INSTRUCTIONS FOR THE TASK = Pull each line containing "dengan" out of the data and copy it.

EXTRACTED RECORDS =

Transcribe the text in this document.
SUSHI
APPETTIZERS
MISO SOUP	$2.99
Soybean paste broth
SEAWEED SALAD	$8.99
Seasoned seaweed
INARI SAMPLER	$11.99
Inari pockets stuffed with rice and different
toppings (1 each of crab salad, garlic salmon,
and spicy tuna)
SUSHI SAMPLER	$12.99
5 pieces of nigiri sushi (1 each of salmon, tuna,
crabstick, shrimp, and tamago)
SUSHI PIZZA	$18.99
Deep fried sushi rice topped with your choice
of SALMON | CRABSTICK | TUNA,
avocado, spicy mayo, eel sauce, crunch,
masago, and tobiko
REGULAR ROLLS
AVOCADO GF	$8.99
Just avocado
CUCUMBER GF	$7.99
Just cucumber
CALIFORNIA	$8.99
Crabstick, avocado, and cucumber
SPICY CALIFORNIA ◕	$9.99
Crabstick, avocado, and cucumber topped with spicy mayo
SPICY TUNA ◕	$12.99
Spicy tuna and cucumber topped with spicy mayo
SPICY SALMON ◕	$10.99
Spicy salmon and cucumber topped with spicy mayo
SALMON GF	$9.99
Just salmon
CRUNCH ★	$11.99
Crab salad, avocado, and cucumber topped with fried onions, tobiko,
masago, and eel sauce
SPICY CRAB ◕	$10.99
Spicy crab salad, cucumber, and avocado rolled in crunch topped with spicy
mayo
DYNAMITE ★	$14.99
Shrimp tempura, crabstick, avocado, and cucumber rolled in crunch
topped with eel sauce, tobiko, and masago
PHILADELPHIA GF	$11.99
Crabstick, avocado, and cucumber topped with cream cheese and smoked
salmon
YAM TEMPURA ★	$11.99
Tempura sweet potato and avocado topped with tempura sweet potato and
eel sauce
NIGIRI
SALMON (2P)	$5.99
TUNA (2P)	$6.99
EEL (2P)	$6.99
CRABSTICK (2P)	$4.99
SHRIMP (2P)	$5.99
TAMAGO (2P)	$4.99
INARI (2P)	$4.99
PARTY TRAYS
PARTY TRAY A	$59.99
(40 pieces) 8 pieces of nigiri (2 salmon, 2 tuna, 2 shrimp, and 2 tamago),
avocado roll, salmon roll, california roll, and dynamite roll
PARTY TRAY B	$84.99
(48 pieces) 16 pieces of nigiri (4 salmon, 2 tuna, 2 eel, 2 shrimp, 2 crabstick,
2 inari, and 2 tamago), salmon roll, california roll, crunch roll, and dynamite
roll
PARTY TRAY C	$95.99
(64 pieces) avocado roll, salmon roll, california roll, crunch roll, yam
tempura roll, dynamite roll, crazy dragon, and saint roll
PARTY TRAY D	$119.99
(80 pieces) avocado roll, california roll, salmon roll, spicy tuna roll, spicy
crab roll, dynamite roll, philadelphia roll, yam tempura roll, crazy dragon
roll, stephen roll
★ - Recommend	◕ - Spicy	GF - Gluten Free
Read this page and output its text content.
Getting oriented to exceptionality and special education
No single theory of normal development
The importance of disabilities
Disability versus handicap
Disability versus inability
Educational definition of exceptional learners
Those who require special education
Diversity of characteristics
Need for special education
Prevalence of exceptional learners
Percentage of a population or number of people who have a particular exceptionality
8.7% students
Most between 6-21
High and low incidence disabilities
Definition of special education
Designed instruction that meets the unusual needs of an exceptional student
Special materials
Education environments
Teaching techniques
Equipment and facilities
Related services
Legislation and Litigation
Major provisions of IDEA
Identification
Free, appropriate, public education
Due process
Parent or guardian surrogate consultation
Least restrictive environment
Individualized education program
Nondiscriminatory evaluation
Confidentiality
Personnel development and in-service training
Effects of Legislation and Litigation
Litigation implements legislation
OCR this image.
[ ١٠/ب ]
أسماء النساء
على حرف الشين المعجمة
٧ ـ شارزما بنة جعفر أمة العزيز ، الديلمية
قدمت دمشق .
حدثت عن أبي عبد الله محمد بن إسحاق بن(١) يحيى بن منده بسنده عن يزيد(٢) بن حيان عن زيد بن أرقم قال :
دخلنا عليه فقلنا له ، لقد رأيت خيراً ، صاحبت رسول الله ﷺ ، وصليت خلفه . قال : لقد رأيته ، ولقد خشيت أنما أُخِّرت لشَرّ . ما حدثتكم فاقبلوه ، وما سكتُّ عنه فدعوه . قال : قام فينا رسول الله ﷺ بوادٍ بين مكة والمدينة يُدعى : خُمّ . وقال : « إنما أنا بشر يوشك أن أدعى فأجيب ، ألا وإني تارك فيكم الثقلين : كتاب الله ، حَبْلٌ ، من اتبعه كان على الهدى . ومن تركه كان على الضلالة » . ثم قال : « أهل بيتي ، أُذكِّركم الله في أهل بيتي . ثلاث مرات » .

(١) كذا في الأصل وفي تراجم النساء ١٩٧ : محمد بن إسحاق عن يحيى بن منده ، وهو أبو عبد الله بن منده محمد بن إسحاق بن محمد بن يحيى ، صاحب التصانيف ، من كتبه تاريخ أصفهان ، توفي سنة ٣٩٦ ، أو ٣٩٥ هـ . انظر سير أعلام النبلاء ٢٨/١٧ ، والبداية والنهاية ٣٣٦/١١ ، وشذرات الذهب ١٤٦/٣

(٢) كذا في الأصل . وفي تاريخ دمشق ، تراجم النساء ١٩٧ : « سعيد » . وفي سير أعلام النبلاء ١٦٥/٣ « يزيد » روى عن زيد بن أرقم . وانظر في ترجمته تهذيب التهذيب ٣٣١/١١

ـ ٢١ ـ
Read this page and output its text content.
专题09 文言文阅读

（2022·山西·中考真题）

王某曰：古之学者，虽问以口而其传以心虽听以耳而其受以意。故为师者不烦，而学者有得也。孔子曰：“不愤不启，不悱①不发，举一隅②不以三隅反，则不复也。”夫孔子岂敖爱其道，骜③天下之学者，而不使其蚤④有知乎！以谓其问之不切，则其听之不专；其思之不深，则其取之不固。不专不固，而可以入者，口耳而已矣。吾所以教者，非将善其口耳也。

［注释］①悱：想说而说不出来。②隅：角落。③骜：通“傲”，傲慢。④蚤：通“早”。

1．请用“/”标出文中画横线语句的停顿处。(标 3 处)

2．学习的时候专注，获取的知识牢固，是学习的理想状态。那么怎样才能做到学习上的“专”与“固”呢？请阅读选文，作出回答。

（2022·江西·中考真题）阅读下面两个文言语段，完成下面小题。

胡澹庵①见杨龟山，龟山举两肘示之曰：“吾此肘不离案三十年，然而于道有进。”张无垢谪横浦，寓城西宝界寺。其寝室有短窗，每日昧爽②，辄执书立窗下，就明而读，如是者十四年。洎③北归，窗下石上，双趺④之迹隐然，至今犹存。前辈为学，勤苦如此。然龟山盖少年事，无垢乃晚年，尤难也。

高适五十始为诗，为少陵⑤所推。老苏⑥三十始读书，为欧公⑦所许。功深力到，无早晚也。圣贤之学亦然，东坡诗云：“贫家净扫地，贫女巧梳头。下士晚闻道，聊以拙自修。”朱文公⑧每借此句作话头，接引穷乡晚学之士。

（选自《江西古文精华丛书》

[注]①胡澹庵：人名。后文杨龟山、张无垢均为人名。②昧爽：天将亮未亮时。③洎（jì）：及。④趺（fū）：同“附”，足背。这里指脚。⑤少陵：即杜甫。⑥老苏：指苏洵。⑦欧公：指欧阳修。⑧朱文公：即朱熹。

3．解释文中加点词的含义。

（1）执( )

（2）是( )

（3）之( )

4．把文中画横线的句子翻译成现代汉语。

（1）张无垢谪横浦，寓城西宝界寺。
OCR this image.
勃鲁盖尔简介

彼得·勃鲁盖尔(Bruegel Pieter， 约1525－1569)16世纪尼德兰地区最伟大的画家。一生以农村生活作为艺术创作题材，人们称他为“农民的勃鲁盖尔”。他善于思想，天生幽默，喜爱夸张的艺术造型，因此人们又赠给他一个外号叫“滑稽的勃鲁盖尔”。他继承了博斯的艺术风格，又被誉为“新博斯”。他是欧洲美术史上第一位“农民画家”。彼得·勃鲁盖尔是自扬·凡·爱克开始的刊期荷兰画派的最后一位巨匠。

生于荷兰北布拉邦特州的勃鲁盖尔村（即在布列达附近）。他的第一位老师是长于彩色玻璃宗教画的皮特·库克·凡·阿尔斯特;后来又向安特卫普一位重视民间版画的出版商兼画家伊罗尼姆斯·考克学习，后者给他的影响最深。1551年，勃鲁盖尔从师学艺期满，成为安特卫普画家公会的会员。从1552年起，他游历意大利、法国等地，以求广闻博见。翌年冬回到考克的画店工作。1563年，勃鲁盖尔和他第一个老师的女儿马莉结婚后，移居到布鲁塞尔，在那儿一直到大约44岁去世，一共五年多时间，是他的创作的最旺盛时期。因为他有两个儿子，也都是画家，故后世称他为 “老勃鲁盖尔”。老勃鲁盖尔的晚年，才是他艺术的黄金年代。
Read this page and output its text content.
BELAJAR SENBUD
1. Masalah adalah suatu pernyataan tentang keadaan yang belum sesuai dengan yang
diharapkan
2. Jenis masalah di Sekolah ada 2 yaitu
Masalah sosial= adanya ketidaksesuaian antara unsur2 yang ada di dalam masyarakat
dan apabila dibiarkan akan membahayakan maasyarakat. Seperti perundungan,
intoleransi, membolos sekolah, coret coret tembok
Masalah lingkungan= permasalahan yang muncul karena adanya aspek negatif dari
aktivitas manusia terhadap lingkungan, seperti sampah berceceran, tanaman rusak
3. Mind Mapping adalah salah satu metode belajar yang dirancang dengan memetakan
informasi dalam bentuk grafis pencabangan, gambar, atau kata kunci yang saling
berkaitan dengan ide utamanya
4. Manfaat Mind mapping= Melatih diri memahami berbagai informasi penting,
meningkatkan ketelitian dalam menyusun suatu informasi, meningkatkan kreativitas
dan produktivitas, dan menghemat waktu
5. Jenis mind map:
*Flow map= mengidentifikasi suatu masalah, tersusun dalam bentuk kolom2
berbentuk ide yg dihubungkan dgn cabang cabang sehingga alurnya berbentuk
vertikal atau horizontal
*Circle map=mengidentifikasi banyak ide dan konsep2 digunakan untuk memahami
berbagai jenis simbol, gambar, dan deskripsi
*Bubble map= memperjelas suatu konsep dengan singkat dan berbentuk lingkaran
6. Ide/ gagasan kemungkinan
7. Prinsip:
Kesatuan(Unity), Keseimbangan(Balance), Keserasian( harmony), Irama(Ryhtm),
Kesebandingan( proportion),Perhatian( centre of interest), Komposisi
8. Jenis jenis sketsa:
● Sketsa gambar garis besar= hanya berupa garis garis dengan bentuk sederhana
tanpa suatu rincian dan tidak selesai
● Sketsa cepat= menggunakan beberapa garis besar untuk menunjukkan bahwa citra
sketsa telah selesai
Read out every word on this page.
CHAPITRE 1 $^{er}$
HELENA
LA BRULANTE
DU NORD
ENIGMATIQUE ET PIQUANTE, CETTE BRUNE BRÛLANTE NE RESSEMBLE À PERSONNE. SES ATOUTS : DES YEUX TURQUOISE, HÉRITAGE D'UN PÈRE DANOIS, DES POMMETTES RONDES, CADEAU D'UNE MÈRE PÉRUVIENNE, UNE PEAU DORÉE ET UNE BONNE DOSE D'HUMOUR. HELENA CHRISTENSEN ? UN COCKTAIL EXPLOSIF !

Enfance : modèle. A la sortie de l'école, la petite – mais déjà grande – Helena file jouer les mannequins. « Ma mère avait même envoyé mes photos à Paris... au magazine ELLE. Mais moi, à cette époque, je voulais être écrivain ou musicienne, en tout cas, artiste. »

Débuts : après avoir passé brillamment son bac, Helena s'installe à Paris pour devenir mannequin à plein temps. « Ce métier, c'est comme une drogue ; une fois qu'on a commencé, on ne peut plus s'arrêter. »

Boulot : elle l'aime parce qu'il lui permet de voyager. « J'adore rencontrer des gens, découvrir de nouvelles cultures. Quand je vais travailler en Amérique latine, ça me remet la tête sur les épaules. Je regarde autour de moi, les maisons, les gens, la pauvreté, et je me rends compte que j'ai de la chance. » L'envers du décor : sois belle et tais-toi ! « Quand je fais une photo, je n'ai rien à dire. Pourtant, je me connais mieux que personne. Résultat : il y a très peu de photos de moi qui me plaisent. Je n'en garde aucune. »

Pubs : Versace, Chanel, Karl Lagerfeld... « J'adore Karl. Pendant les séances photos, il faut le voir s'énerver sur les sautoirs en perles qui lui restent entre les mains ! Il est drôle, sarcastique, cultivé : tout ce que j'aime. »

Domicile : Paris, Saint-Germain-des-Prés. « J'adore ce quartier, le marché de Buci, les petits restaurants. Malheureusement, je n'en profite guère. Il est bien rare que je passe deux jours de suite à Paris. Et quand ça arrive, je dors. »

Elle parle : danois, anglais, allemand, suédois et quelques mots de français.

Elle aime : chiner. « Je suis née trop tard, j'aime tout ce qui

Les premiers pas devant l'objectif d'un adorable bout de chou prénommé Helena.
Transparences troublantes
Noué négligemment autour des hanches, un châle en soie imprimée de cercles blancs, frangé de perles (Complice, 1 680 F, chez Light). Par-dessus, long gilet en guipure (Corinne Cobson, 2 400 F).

FULL RESPONSE =
1. Masalah adalah suatu pernyataan tentang keadaan yang belum sesuai dengan yang
3. Mind Mapping adalah salah satu metode belajar yang dirancang dengan memetakan
berkaitan dengan ide utamanya
*Bubble map= memperjelas suatu konsep dengan singkat dan berbentuk lingkaran
● Sketsa gambar garis besar= hanya berupa garis garis dengan bentuk sederhana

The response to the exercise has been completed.